-------- Data provided --------

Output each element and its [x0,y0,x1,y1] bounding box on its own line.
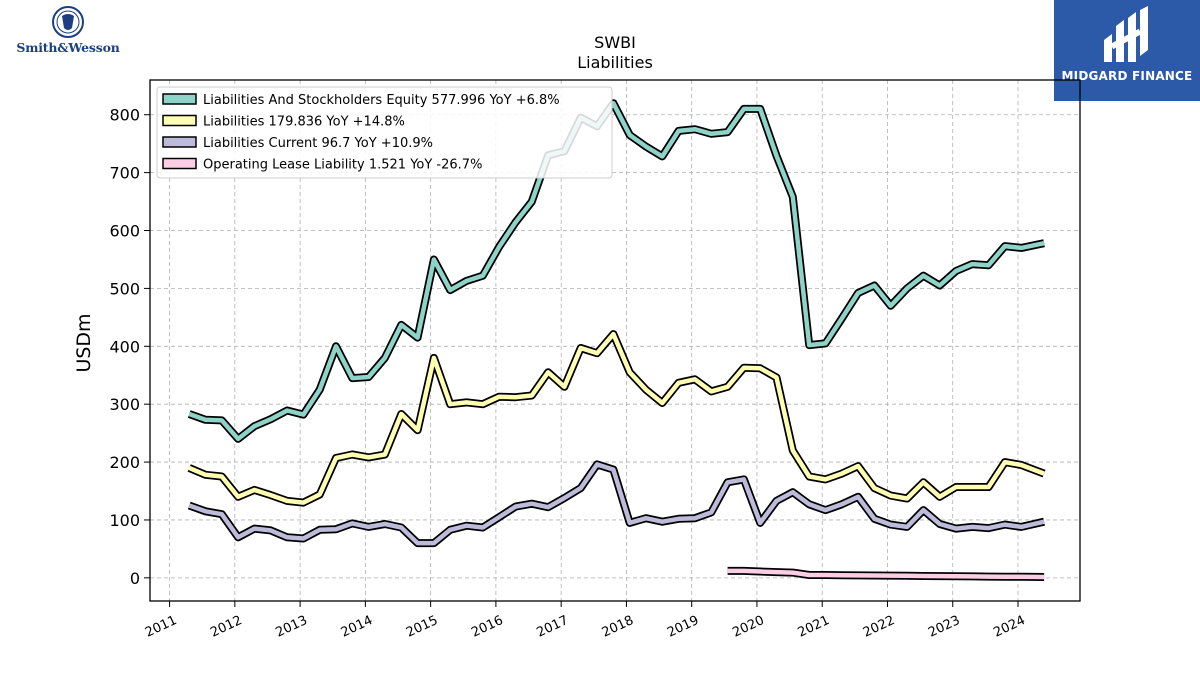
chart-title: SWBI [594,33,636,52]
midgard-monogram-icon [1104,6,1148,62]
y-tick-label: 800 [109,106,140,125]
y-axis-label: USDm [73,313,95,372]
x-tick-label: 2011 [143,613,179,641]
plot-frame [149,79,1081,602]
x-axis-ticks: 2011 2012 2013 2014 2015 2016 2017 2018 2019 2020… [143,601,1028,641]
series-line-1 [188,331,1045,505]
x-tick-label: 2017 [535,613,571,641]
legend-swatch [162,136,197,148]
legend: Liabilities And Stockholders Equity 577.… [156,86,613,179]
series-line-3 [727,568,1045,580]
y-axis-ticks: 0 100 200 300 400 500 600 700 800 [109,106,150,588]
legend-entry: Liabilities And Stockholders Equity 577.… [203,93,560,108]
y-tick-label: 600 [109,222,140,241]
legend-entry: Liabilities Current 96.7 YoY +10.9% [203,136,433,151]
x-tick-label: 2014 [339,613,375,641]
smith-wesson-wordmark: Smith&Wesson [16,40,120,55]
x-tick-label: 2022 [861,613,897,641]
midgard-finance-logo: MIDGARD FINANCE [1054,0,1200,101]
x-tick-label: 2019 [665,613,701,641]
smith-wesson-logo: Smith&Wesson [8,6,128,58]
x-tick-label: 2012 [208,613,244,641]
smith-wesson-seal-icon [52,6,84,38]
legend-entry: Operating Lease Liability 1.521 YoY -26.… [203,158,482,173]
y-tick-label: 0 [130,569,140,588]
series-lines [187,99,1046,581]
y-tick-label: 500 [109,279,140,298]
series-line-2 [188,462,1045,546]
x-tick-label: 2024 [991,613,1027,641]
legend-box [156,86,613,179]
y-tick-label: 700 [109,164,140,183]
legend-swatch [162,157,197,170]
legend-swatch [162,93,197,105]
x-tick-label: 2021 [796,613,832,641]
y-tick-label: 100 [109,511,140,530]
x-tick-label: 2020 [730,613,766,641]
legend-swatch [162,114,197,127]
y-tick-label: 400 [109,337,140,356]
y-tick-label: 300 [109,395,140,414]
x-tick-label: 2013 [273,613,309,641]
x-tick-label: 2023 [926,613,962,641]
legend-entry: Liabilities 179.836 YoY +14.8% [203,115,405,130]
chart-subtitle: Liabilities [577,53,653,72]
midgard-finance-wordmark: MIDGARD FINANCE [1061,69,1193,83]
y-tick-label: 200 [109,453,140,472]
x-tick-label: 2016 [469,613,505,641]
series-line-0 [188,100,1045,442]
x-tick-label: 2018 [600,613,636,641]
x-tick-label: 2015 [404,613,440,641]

--------
-------- Data provided --------

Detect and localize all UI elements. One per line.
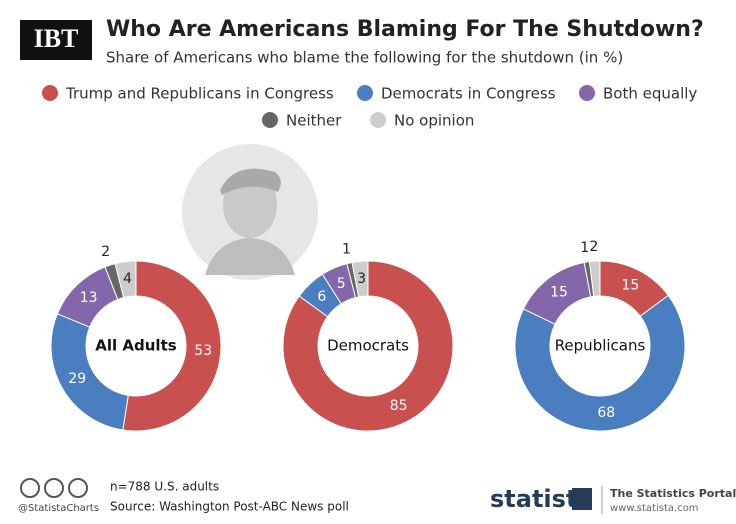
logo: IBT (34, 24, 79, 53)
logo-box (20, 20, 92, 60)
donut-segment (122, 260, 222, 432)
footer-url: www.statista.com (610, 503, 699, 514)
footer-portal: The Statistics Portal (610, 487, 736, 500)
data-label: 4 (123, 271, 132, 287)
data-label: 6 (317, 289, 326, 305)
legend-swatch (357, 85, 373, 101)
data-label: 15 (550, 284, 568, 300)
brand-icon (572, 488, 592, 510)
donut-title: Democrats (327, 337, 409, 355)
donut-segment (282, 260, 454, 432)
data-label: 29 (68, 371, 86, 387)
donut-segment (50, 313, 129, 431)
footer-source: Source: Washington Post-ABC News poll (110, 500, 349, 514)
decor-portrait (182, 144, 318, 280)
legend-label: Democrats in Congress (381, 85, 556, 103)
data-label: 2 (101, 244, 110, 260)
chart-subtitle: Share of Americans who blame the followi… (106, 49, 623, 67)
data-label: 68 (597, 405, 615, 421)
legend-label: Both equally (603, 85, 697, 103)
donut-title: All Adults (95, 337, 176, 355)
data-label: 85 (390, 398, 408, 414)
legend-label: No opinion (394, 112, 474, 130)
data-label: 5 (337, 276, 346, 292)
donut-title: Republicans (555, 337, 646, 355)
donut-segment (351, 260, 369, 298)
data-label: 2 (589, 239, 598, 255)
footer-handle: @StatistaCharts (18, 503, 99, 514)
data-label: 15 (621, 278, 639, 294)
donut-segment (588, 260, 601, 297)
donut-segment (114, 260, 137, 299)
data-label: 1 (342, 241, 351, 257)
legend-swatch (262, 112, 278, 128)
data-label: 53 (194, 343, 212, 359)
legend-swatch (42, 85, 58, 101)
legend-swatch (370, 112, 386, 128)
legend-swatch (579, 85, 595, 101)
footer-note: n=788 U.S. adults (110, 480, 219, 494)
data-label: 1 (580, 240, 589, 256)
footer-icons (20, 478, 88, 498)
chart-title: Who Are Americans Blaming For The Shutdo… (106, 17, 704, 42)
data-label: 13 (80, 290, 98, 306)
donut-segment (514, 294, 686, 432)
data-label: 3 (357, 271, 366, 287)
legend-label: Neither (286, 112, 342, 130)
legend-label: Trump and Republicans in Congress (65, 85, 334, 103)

--------

Pick out every line of the material above that contains the word "Stockholders". Case counts.

■ Complete output ■
legend: Liabilities And Stockholders Equity 577.… [156,86,613,179]
legend-entry: Liabilities And Stockholders Equity 577.… [203,93,560,108]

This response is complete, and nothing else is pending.